Dataset items

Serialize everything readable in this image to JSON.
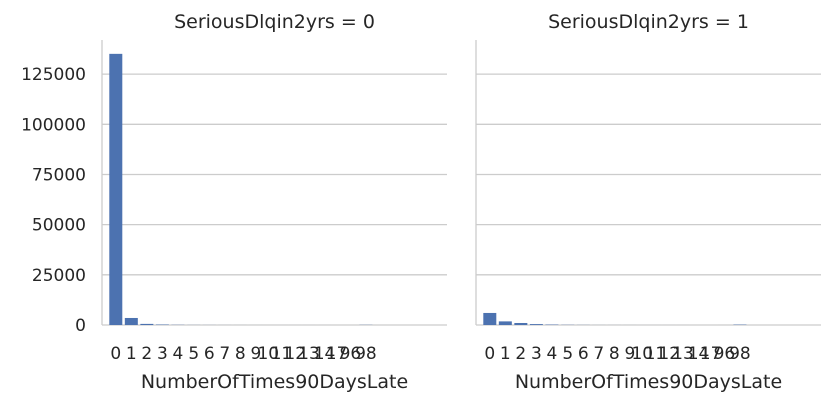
{
  "chart_data": {
    "type": "bar",
    "categories": [
      "0",
      "1",
      "2",
      "3",
      "4",
      "5",
      "6",
      "7",
      "8",
      "9",
      "10",
      "11",
      "12",
      "13",
      "14",
      "17",
      "96",
      "98"
    ],
    "panels": [
      {
        "title": "SeriousDlqin2yrs = 0",
        "xlabel": "NumberOfTimes90DaysLate",
        "ylabel": "",
        "values": [
          135100,
          3500,
          550,
          220,
          90,
          40,
          30,
          15,
          10,
          8,
          5,
          3,
          2,
          2,
          2,
          0,
          1,
          80
        ]
      },
      {
        "title": "SeriousDlqin2yrs = 1",
        "xlabel": "NumberOfTimes90DaysLate",
        "ylabel": "",
        "values": [
          6000,
          1800,
          1000,
          450,
          200,
          90,
          50,
          20,
          15,
          12,
          3,
          2,
          2,
          2,
          1,
          1,
          4,
          180
        ]
      }
    ],
    "yticks": [
      0,
      25000,
      50000,
      75000,
      100000,
      125000
    ],
    "ylim": [
      0,
      142000
    ],
    "grid": "horizontal",
    "bar_color": "#4c72b0",
    "grid_color": "#cccccc",
    "axis_color": "#cccccc",
    "text_color": "#262626"
  }
}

Exercise details:
Restate every record exactly, please; do not copy the pictures.

Exercise solution:
Serialize everything readable in this image to JSON.
{
  "chart_data": {
    "type": "bar",
    "categories": [
      "0",
      "1",
      "2",
      "3",
      "4",
      "5",
      "6",
      "7",
      "8",
      "9",
      "10",
      "11",
      "12",
      "13",
      "14",
      "17",
      "96",
      "98"
    ],
    "panels": [
      {
        "title": "SeriousDlqin2yrs = 0",
        "xlabel": "NumberOfTimes90DaysLate",
        "ylabel": "",
        "values": [
          135100,
          3500,
          550,
          220,
          90,
          40,
          30,
          15,
          10,
          8,
          5,
          3,
          2,
          2,
          2,
          0,
          1,
          80
        ]
      },
      {
        "title": "SeriousDlqin2yrs = 1",
        "xlabel": "NumberOfTimes90DaysLate",
        "ylabel": "",
        "values": [
          6000,
          1800,
          1000,
          450,
          200,
          90,
          50,
          20,
          15,
          12,
          3,
          2,
          2,
          2,
          1,
          1,
          4,
          180
        ]
      }
    ],
    "yticks": [
      0,
      25000,
      50000,
      75000,
      100000,
      125000
    ],
    "ylim": [
      0,
      142000
    ],
    "grid": "horizontal",
    "bar_color": "#4c72b0",
    "grid_color": "#cccccc",
    "axis_color": "#cccccc",
    "text_color": "#262626"
  }
}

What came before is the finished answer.